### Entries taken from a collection
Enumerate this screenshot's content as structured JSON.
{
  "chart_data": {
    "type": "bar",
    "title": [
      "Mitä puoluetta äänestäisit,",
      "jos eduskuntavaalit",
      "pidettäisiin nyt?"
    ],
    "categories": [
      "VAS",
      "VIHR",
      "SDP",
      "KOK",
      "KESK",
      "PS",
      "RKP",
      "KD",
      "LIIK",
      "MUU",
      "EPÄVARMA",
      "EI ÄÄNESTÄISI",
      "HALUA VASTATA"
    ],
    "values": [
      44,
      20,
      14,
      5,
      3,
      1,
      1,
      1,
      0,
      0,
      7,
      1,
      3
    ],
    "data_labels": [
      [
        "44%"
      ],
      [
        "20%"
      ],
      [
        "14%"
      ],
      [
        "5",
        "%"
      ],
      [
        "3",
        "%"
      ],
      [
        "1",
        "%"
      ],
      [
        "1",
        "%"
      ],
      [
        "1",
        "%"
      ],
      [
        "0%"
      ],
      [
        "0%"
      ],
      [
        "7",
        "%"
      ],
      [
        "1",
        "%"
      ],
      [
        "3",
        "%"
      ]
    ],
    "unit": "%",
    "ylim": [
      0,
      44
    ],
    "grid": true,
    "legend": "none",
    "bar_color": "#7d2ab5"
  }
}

### WRITTEN EXERCISE
From the records above, please extract every line and repeat it exactly.

### WRITTEN RESPONSE
Enumerate this screenshot's content as structured JSON.
{
  "chart_data": {
    "type": "bar",
    "title": [
      "Mitä puoluetta äänestäisit,",
      "jos eduskuntavaalit",
      "pidettäisiin nyt?"
    ],
    "categories": [
      "VAS",
      "VIHR",
      "SDP",
      "KOK",
      "KESK",
      "PS",
      "RKP",
      "KD",
      "LIIK",
      "MUU",
      "EPÄVARMA",
      "EI ÄÄNESTÄISI",
      "HALUA VASTATA"
    ],
    "values": [
      44,
      20,
      14,
      5,
      3,
      1,
      1,
      1,
      0,
      0,
      7,
      1,
      3
    ],
    "data_labels": [
      [
        "44%"
      ],
      [
        "20%"
      ],
      [
        "14%"
      ],
      [
        "5",
        "%"
      ],
      [
        "3",
        "%"
      ],
      [
        "1",
        "%"
      ],
      [
        "1",
        "%"
      ],
      [
        "1",
        "%"
      ],
      [
        "0%"
      ],
      [
        "0%"
      ],
      [
        "7",
        "%"
      ],
      [
        "1",
        "%"
      ],
      [
        "3",
        "%"
      ]
    ],
    "unit": "%",
    "ylim": [
      0,
      44
    ],
    "grid": true,
    "legend": "none",
    "bar_color": "#7d2ab5"
  }
}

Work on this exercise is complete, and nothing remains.